Given problem:
Only the lines holding the string "label" are needed. Copy each one.

The input:
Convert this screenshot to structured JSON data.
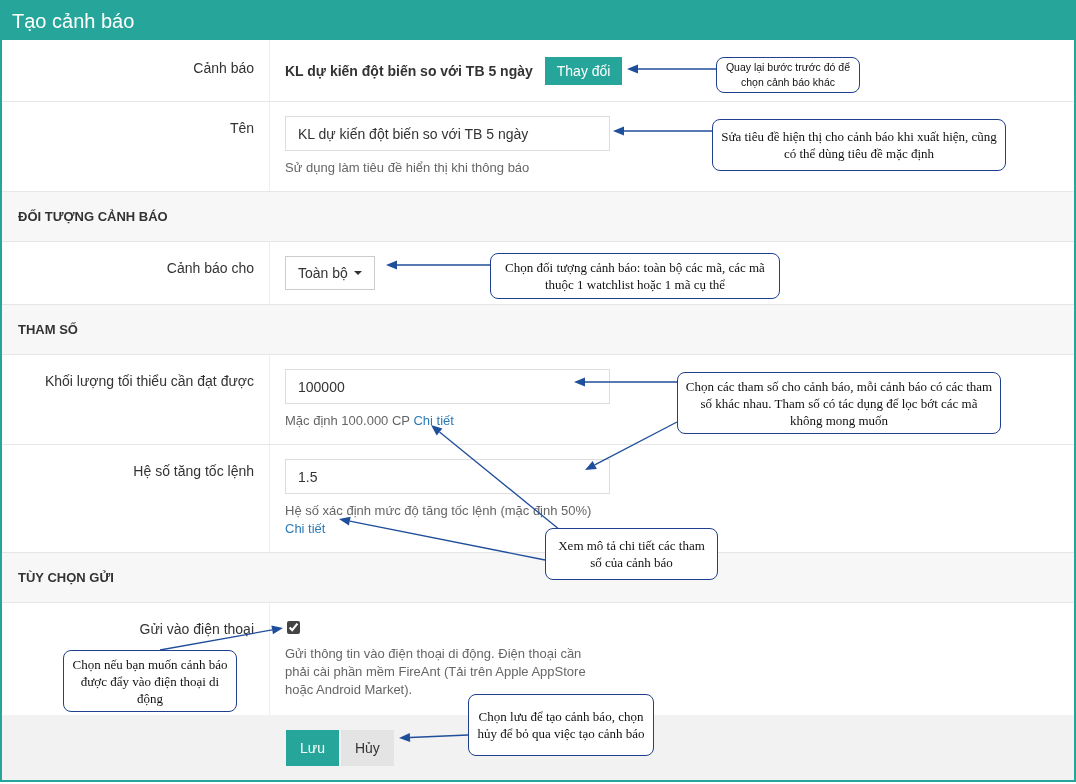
{
  "window": {
    "title": "Tạo cảnh báo"
  },
  "form": [
    {
      "kind": "static",
      "label": "Cảnh báo",
      "value": "KL dự kiến đột biến so với TB 5 ngày",
      "button": "Thay đổi"
    },
    {
      "kind": "text",
      "label": "Tên",
      "value": "KL dự kiến đột biến so với TB 5 ngày",
      "help": "Sử dụng làm tiêu đề hiển thị khi thông báo"
    },
    {
      "kind": "section",
      "heading": "ĐỐI TƯỢNG CẢNH BÁO"
    },
    {
      "kind": "dropdown",
      "label": "Cảnh báo cho",
      "value": "Toàn bộ"
    },
    {
      "kind": "section",
      "heading": "THAM SỐ"
    },
    {
      "kind": "text",
      "label": "Khối lượng tối thiểu cần đạt được",
      "value": "100000",
      "help": "Mặc định 100.000 CP",
      "link": "Chi tiết"
    },
    {
      "kind": "text",
      "label": "Hệ số tăng tốc lệnh",
      "value": "1.5",
      "help": "Hệ số xác định mức độ tăng tốc lệnh (mặc định 50%)",
      "link": "Chi tiết"
    },
    {
      "kind": "section",
      "heading": "TÙY CHỌN GỬI"
    },
    {
      "kind": "checkbox",
      "label": "Gửi vào điện thoại",
      "checked": true,
      "help": "Gửi thông tin vào điện thoại di động. Điện thoại cần phải cài phần mềm FireAnt (Tải trên Apple AppStore hoặc Android Market)."
    }
  ],
  "buttons": [
    {
      "label": "Lưu",
      "kind": "primary"
    },
    {
      "label": "Hủy",
      "kind": "default"
    }
  ],
  "callouts": [
    {
      "text": "Quay lại bước trước đó để chọn cảnh báo khác"
    },
    {
      "text": "Sửa tiêu đề hiện thị cho cảnh báo khi xuất hiện, cũng có thể dùng tiêu đề mặc định"
    },
    {
      "text": "Chọn đối tượng cảnh báo: toàn bộ các mã, các mã thuộc 1 watchlist hoặc 1 mã cụ thể"
    },
    {
      "text": "Chọn các tham số cho cảnh báo, mỗi cảnh báo có các tham số khác nhau. Tham số có tác dụng để lọc bớt các mã không mong muốn"
    },
    {
      "text": "Xem mô tả chi tiết các tham số của cảnh báo"
    },
    {
      "text": "Chọn nếu bạn muốn cảnh báo được đẩy vào điện thoại di động"
    },
    {
      "text": "Chọn lưu để tạo cảnh báo, chọn hủy để bỏ qua việc tạo cảnh báo"
    }
  ]
}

Finished answer:
      "label": "Cảnh báo",
      "label": "Tên",
      "label": "Cảnh báo cho",
      "label": "Khối lượng tối thiểu cần đạt được",
      "label": "Hệ số tăng tốc lệnh",
      "label": "Gửi vào điện thoại",
      "label": "Lưu",
      "label": "Hủy",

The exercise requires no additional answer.